▶ _What you should do_
Can you render every line of the entries below as a numbered list, leaving out any blank lines?

▶ _Records for processing_
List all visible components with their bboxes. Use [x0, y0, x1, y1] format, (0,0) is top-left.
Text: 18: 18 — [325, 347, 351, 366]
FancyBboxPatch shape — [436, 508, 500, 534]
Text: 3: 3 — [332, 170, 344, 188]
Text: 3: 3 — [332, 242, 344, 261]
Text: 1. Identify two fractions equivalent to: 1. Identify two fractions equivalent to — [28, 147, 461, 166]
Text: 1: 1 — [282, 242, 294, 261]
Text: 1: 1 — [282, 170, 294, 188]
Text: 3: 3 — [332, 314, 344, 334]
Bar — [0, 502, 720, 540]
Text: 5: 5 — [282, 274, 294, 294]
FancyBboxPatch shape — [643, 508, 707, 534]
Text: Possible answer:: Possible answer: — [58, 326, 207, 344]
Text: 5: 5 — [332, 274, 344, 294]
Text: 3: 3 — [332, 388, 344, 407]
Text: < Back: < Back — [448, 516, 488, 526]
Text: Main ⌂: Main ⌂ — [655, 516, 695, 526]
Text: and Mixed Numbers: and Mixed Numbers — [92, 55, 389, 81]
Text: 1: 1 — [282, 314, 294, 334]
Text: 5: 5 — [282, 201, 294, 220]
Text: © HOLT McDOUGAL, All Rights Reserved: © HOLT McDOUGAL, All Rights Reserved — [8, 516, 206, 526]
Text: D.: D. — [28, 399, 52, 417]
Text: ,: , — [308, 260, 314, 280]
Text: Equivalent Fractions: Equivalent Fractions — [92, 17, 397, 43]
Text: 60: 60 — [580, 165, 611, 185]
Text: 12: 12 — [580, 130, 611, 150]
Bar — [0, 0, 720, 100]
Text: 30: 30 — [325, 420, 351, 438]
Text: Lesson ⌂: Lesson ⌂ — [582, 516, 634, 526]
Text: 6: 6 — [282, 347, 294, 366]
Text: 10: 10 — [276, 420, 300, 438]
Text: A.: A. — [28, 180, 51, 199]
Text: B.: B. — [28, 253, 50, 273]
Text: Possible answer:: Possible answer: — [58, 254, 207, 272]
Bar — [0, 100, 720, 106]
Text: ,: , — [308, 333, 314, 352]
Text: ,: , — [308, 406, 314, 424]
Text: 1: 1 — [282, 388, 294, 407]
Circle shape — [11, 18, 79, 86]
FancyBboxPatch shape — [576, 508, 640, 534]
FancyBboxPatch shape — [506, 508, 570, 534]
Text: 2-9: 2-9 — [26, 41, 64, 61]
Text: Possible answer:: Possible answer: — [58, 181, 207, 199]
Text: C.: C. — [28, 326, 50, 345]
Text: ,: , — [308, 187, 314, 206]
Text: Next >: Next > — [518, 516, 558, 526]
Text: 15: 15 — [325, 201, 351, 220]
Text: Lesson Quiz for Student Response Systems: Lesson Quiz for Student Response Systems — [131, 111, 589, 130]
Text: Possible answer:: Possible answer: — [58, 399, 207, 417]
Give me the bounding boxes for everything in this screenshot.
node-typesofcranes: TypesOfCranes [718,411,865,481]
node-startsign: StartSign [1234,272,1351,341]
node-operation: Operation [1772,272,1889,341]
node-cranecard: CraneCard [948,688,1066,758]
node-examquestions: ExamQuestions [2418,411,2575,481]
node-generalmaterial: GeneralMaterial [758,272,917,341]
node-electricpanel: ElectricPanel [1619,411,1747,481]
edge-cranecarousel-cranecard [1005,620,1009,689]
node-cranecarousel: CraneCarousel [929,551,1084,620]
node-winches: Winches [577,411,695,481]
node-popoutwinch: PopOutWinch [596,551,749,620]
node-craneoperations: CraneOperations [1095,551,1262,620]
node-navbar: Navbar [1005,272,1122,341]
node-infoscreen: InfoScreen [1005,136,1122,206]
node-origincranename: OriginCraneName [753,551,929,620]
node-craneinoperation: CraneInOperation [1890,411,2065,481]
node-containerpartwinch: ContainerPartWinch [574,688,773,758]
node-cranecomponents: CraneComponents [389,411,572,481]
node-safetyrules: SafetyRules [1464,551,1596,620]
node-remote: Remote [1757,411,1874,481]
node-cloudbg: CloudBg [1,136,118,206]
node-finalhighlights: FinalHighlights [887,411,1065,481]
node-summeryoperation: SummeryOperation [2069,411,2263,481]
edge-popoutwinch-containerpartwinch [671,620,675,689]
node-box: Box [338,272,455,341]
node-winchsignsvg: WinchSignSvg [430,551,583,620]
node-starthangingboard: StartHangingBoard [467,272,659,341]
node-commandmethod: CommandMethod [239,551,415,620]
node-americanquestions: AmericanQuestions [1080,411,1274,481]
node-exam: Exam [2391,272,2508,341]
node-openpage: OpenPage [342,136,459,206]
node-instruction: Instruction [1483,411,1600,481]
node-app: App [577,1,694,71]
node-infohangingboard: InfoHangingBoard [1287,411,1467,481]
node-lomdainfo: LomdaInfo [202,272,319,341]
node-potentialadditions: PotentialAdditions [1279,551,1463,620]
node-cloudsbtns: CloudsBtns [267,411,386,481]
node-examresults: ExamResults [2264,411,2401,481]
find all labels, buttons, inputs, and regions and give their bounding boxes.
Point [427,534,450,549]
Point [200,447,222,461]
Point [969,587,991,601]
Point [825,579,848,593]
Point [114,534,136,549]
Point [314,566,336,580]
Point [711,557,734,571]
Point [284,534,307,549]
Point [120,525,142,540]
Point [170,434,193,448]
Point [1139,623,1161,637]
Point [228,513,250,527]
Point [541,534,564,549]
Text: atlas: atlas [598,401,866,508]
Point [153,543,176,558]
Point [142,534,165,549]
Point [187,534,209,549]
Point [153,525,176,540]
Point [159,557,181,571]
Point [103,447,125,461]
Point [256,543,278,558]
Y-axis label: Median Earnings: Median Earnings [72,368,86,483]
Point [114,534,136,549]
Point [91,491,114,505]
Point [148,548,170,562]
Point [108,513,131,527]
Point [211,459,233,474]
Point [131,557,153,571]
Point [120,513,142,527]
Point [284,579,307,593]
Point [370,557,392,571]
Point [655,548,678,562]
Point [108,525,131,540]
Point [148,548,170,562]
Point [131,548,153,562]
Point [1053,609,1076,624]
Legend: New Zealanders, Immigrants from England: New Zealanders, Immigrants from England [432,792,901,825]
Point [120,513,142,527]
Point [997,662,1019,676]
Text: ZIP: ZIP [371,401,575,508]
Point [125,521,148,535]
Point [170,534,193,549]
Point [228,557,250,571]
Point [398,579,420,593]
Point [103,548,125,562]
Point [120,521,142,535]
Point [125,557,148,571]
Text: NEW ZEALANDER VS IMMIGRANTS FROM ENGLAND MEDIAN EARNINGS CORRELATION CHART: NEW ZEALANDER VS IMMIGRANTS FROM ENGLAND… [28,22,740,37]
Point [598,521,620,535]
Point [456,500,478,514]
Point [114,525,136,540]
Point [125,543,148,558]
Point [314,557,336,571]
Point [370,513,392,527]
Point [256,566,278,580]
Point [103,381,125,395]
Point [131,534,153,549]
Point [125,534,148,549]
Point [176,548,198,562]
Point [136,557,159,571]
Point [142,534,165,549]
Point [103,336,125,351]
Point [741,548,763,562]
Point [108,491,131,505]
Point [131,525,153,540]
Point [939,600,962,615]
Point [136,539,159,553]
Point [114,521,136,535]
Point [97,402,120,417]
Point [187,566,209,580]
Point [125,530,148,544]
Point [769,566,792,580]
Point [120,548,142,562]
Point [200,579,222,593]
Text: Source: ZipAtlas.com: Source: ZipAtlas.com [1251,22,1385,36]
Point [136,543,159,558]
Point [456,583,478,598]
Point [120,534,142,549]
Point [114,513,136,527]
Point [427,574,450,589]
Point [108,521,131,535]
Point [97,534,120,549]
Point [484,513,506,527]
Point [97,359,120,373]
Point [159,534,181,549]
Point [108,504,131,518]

▶ _Task output_
1. List all visible components with their bboxes. Use [x0, y0, x1, y1] format, (0,0) is top-left.
2. Text: 18: 18 — [325, 347, 351, 366]
3. FancyBboxPatch shape — [436, 508, 500, 534]
4. Text: 3: 3 — [332, 170, 344, 188]
5. Text: 3: 3 — [332, 242, 344, 261]
6. Text: 1. Identify two fractions equivalent to: 1. Identify two fractions equivalent to — [28, 147, 461, 166]
7. Text: 1: 1 — [282, 242, 294, 261]
8. Text: 1: 1 — [282, 170, 294, 188]
9. Text: 3: 3 — [332, 314, 344, 334]
10. Bar — [0, 502, 720, 540]
11. Text: 5: 5 — [282, 274, 294, 294]
12. FancyBboxPatch shape — [643, 508, 707, 534]
13. Text: Possible answer:: Possible answer: — [58, 326, 207, 344]
14. Text: 5: 5 — [332, 274, 344, 294]
15. Text: 3: 3 — [332, 388, 344, 407]
16. Text: < Back: < Back — [448, 516, 488, 526]
17. Text: Main ⌂: Main ⌂ — [655, 516, 695, 526]
18. Text: and Mixed Numbers: and Mixed Numbers — [92, 55, 389, 81]
19. Text: 1: 1 — [282, 314, 294, 334]
20. Text: 5: 5 — [282, 201, 294, 220]
21. Text: © HOLT McDOUGAL, All Rights Reserved: © HOLT McDOUGAL, All Rights Reserved — [8, 516, 206, 526]
22. Text: D.: D. — [28, 399, 52, 417]
23. Text: ,: , — [308, 260, 314, 280]
24. Text: Equivalent Fractions: Equivalent Fractions — [92, 17, 397, 43]
25. Text: 60: 60 — [580, 165, 611, 185]
26. Text: 12: 12 — [580, 130, 611, 150]
27. Bar — [0, 0, 720, 100]
28. Text: 30: 30 — [325, 420, 351, 438]
29. Text: Lesson ⌂: Lesson ⌂ — [582, 516, 634, 526]
30. Text: 6: 6 — [282, 347, 294, 366]
31. Text: 10: 10 — [276, 420, 300, 438]
32. Text: A.: A. — [28, 180, 51, 199]
33. Text: B.: B. — [28, 253, 50, 273]
34. Text: Possible answer:: Possible answer: — [58, 254, 207, 272]
35. Bar — [0, 100, 720, 106]
36. Text: ,: , — [308, 333, 314, 352]
37. Text: ,: , — [308, 406, 314, 424]
38. Text: 1: 1 — [282, 388, 294, 407]
39. Circle shape — [11, 18, 79, 86]
40. FancyBboxPatch shape — [576, 508, 640, 534]
41. FancyBboxPatch shape — [506, 508, 570, 534]
42. Text: 2-9: 2-9 — [26, 41, 64, 61]
43. Text: Possible answer:: Possible answer: — [58, 181, 207, 199]
44. Text: C.: C. — [28, 326, 50, 345]
45. Text: ,: , — [308, 187, 314, 206]
46. Text: Next >: Next > — [518, 516, 558, 526]
47. Text: 15: 15 — [325, 201, 351, 220]
48. Text: Lesson Quiz for Student Response Systems: Lesson Quiz for Student Response Systems — [131, 111, 589, 130]
49. Text: Possible answer:: Possible answer: — [58, 399, 207, 417]
50. Give me the bounding boxes for everything in this screenshot.
51. node-typesofcranes: TypesOfCranes [718,411,865,481]
52. node-startsign: StartSign [1234,272,1351,341]
53. node-operation: Operation [1772,272,1889,341]
54. node-cranecard: CraneCard [948,688,1066,758]
55. node-examquestions: ExamQuestions [2418,411,2575,481]
56. node-generalmaterial: GeneralMaterial [758,272,917,341]
57. node-electricpanel: ElectricPanel [1619,411,1747,481]
58. edge-cranecarousel-cranecard [1005,620,1009,689]
59. node-cranecarousel: CraneCarousel [929,551,1084,620]
60. node-winches: Winches [577,411,695,481]
61. node-popoutwinch: PopOutWinch [596,551,749,620]
62. node-craneoperations: CraneOperations [1095,551,1262,620]
63. node-navbar: Navbar [1005,272,1122,341]
64. node-infoscreen: InfoScreen [1005,136,1122,206]
65. node-origincranename: OriginCraneName [753,551,929,620]
66. node-craneinoperation: CraneInOperation [1890,411,2065,481]
67. node-containerpartwinch: ContainerPartWinch [574,688,773,758]
68. node-cranecomponents: CraneComponents [389,411,572,481]
69. node-safetyrules: SafetyRules [1464,551,1596,620]
70. node-remote: Remote [1757,411,1874,481]
71. node-cloudbg: CloudBg [1,136,118,206]
72. node-finalhighlights: FinalHighlights [887,411,1065,481]
73. node-summeryoperation: SummeryOperation [2069,411,2263,481]
74. edge-popoutwinch-containerpartwinch [671,620,675,689]
75. node-box: Box [338,272,455,341]
76. node-winchsignsvg: WinchSignSvg [430,551,583,620]
77. node-starthangingboard: StartHangingBoard [467,272,659,341]
78. node-commandmethod: CommandMethod [239,551,415,620]
79. node-americanquestions: AmericanQuestions [1080,411,1274,481]
80. node-exam: Exam [2391,272,2508,341]
81. node-openpage: OpenPage [342,136,459,206]
82. node-instruction: Instruction [1483,411,1600,481]
83. node-app: App [577,1,694,71]
84. node-infohangingboard: InfoHangingBoard [1287,411,1467,481]
85. node-lomdainfo: LomdaInfo [202,272,319,341]
86. node-potentialadditions: PotentialAdditions [1279,551,1463,620]
87. node-cloudsbtns: CloudsBtns [267,411,386,481]
88. node-examresults: ExamResults [2264,411,2401,481]
89. find all labels, buttons, inputs, and regions and give their bounding boxes.
90. Point [427,534,450,549]
91. Point [200,447,222,461]
92. Point [969,587,991,601]
93. Point [825,579,848,593]
94. Point [114,534,136,549]
95. Point [314,566,336,580]
96. Point [711,557,734,571]
97. Point [284,534,307,549]
98. Point [120,525,142,540]
99. Point [170,434,193,448]
100. Point [1139,623,1161,637]
101. Point [228,513,250,527]
102. Point [541,534,564,549]
103. Text: atlas: atlas [598,401,866,508]
104. Point [153,543,176,558]
105. Point [142,534,165,549]
106. Point [187,534,209,549]
107. Point [153,525,176,540]
108. Point [159,557,181,571]
109. Point [103,447,125,461]
110. Point [256,543,278,558]
111. Y-axis label: Median Earnings: Median Earnings [72,368,86,483]
112. Point [114,534,136,549]
113. Point [91,491,114,505]
114. Point [148,548,170,562]
115. Point [108,513,131,527]
116. Point [211,459,233,474]
117. Point [131,557,153,571]
118. Point [120,513,142,527]
119. Point [284,579,307,593]
120. Point [370,557,392,571]
121. Point [655,548,678,562]
122. Point [108,525,131,540]
123. Point [148,548,170,562]
124. Point [131,548,153,562]
125. Point [1053,609,1076,624]
126. Legend: New Zealanders, Immigrants from England: New Zealanders, Immigrants from England [432,792,901,825]
127. Point [120,513,142,527]
128. Point [997,662,1019,676]
129. Text: ZIP: ZIP [371,401,575,508]
130. Point [125,521,148,535]
131. Point [170,534,193,549]
132. Point [228,557,250,571]
133. Point [398,579,420,593]
134. Point [103,548,125,562]
135. Point [120,521,142,535]
136. Point [125,557,148,571]
137. Text: NEW ZEALANDER VS IMMIGRANTS FROM ENGLAND MEDIAN EARNINGS CORRELATION CHART: NEW ZEALANDER VS IMMIGRANTS FROM ENGLAND… [28,22,740,37]
138. Point [598,521,620,535]
139. Point [456,500,478,514]
140. Point [114,525,136,540]
141. Point [125,543,148,558]
142. Point [314,557,336,571]
143. Point [370,513,392,527]
144. Point [256,566,278,580]
145. Point [103,381,125,395]
146. Point [131,534,153,549]
147. Point [125,534,148,549]
148. Point [176,548,198,562]
149. Point [136,557,159,571]
150. Point [142,534,165,549]
151. Point [103,336,125,351]
152. Point [741,548,763,562]
153. Point [108,491,131,505]
154. Point [131,525,153,540]
155. Point [939,600,962,615]
156. Point [136,539,159,553]
157. Point [114,521,136,535]
158. Point [97,402,120,417]
159. Point [187,566,209,580]
160. Point [125,530,148,544]
161. Point [769,566,792,580]
162. Point [120,548,142,562]
163. Point [200,579,222,593]
164. Text: Source: ZipAtlas.com: Source: ZipAtlas.com [1251,22,1385,36]
165. Point [136,543,159,558]
166. Point [456,583,478,598]
167. Point [120,534,142,549]
168. Point [114,513,136,527]
169. Point [427,574,450,589]
170. Point [108,521,131,535]
171. Point [97,534,120,549]
172. Point [484,513,506,527]
173. Point [97,359,120,373]
174. Point [159,534,181,549]
175. Point [108,504,131,518]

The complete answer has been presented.